◆ Task instructions:
Would you write out the entries below, every one of them, exactly?

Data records
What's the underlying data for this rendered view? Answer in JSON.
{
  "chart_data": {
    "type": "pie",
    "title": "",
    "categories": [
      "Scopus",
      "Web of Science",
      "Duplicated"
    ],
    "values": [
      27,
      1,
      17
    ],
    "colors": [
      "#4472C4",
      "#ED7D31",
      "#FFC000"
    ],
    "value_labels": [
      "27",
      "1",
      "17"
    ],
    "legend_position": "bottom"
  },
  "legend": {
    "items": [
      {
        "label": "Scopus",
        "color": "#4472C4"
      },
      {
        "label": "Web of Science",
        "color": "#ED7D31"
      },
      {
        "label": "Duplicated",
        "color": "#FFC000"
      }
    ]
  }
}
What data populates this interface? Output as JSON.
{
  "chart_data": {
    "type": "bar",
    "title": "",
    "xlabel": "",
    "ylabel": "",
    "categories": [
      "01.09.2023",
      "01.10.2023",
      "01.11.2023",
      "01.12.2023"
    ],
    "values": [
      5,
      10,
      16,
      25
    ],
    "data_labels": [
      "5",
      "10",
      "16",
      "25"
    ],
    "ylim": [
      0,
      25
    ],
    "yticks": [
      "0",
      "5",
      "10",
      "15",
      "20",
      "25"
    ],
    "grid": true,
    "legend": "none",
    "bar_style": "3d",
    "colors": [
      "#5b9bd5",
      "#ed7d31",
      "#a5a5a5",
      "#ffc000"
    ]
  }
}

◆ Result below:
What's the underlying data for this rendered view? Answer in JSON.
{
  "chart_data": {
    "type": "pie",
    "title": "",
    "categories": [
      "Scopus",
      "Web of Science",
      "Duplicated"
    ],
    "values": [
      27,
      1,
      17
    ],
    "colors": [
      "#4472C4",
      "#ED7D31",
      "#FFC000"
    ],
    "value_labels": [
      "27",
      "1",
      "17"
    ],
    "legend_position": "bottom"
  },
  "legend": {
    "items": [
      {
        "label": "Scopus",
        "color": "#4472C4"
      },
      {
        "label": "Web of Science",
        "color": "#ED7D31"
      },
      {
        "label": "Duplicated",
        "color": "#FFC000"
      }
    ]
  }
}
What data populates this interface? Output as JSON.
{
  "chart_data": {
    "type": "bar",
    "title": "",
    "xlabel": "",
    "ylabel": "",
    "categories": [
      "01.09.2023",
      "01.10.2023",
      "01.11.2023",
      "01.12.2023"
    ],
    "values": [
      5,
      10,
      16,
      25
    ],
    "data_labels": [
      "5",
      "10",
      "16",
      "25"
    ],
    "ylim": [
      0,
      25
    ],
    "yticks": [
      "0",
      "5",
      "10",
      "15",
      "20",
      "25"
    ],
    "grid": true,
    "legend": "none",
    "bar_style": "3d",
    "colors": [
      "#5b9bd5",
      "#ed7d31",
      "#a5a5a5",
      "#ffc000"
    ]
  }
}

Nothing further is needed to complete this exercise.